Provided data:
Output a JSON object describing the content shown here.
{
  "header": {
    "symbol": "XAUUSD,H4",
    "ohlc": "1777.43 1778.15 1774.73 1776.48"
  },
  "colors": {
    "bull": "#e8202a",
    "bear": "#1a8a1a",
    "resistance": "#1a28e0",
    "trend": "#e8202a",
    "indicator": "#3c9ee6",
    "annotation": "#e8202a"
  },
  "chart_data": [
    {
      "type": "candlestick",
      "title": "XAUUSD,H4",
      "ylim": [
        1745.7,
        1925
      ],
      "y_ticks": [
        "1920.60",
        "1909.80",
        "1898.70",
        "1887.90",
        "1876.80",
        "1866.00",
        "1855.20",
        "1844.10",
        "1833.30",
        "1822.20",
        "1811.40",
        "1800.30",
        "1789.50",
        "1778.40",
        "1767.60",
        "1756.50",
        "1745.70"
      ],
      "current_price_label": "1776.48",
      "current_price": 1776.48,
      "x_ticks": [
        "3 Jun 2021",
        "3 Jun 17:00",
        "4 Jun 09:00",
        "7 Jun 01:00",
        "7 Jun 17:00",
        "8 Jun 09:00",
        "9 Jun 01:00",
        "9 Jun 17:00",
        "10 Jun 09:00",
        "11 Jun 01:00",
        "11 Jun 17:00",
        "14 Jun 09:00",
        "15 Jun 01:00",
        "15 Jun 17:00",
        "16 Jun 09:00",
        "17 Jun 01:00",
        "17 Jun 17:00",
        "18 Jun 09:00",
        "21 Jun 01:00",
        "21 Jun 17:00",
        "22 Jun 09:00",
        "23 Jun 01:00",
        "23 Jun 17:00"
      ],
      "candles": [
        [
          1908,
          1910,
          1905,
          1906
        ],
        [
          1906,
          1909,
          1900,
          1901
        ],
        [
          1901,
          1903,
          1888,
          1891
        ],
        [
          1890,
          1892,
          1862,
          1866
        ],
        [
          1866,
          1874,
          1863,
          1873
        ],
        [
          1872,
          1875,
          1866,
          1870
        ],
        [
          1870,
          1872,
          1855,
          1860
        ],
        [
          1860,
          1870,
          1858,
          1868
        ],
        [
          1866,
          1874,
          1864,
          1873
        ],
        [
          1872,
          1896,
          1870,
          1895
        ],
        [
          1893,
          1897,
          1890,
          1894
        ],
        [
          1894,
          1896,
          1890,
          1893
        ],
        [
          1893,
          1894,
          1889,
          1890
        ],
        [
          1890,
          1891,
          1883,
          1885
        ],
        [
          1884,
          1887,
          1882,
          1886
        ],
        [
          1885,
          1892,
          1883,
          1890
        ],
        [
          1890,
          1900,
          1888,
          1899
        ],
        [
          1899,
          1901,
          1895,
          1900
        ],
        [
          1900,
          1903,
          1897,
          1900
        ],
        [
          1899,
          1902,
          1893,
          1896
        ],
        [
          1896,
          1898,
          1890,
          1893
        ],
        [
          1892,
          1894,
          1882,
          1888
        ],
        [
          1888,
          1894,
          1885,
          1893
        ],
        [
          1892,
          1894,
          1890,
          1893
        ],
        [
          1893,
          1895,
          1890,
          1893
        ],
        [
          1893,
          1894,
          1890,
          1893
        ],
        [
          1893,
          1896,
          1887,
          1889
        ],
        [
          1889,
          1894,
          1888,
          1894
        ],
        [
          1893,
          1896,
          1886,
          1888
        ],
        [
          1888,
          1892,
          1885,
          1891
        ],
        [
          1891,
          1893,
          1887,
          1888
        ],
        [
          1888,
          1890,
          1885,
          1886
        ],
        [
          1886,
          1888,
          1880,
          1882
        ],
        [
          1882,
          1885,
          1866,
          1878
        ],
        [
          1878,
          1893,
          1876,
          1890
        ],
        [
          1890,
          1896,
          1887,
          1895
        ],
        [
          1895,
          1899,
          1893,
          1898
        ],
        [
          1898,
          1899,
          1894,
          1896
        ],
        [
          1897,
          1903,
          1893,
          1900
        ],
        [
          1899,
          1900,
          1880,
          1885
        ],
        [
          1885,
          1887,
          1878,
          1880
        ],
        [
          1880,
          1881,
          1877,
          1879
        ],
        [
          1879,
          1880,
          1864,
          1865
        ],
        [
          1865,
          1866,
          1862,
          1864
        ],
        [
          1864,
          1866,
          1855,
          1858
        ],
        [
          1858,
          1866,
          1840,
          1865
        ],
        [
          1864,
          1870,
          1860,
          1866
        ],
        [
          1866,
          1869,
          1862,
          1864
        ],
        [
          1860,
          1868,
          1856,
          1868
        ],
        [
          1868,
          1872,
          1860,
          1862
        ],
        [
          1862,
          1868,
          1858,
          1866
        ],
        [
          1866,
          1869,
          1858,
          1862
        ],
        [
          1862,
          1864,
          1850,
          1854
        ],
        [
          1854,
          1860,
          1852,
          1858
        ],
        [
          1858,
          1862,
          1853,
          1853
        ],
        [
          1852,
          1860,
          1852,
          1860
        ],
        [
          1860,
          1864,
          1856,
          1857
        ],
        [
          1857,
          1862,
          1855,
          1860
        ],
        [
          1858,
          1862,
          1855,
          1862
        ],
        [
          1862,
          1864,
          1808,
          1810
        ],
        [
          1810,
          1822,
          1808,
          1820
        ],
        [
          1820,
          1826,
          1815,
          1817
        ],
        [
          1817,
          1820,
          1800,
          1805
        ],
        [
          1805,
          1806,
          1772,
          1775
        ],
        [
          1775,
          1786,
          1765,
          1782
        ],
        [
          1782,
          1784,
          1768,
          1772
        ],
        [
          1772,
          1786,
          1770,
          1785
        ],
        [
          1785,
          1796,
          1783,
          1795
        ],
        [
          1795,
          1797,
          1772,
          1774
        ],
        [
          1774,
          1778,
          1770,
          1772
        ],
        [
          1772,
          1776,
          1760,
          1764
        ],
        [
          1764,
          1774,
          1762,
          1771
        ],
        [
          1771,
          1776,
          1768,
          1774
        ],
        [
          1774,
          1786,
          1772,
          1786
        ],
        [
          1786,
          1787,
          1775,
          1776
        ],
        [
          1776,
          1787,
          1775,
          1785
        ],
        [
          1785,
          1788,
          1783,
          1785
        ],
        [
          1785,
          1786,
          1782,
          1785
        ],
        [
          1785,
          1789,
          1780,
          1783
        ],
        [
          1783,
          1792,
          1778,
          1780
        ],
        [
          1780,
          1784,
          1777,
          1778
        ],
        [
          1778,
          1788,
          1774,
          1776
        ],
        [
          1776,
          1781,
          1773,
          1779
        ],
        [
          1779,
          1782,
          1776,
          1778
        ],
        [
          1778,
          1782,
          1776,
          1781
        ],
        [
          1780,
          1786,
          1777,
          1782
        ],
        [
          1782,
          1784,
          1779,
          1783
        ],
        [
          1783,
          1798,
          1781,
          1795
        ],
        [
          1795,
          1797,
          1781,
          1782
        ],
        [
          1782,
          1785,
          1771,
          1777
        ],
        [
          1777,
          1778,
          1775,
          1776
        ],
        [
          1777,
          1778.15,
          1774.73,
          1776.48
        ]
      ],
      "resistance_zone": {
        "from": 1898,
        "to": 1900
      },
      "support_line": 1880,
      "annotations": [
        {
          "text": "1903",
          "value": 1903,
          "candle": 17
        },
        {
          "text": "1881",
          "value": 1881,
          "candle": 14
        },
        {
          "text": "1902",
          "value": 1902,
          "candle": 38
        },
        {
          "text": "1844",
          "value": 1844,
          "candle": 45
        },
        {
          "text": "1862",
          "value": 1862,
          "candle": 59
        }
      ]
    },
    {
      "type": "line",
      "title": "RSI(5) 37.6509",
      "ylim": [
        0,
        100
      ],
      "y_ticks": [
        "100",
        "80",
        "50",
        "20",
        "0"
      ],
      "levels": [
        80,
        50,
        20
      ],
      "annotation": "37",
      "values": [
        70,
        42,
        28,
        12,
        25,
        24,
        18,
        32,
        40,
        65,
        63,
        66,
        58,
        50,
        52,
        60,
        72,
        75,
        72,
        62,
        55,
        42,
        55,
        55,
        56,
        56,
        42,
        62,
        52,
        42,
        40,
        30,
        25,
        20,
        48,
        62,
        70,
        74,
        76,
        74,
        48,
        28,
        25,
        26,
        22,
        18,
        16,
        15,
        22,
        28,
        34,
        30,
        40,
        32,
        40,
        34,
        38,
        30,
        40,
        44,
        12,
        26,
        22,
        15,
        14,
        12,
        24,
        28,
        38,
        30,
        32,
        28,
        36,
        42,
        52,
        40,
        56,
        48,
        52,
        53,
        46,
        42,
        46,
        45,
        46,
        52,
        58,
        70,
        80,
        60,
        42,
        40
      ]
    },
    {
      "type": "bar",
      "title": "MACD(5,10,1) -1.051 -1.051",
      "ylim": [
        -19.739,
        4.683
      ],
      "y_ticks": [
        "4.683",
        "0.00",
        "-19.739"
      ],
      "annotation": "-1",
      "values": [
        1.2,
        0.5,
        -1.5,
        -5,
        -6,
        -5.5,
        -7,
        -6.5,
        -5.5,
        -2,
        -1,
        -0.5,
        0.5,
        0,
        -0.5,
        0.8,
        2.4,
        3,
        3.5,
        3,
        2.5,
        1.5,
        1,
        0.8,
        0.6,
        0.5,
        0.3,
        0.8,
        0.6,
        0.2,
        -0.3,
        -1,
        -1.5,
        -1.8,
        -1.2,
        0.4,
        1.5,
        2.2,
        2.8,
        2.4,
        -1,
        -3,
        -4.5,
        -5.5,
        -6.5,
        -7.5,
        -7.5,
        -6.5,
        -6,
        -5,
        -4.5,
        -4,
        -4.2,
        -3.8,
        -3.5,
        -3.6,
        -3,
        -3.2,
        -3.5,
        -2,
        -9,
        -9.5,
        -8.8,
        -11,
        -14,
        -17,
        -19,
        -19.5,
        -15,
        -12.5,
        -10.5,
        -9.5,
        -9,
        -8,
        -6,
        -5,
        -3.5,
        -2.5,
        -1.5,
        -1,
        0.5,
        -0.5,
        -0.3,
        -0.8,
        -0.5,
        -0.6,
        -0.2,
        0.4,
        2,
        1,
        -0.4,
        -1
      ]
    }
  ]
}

Task requirements:
From the listing, copy each line containing the word "type".

Answer to the task:
      "type": "candlestick",
      "type": "line",
      "type": "bar",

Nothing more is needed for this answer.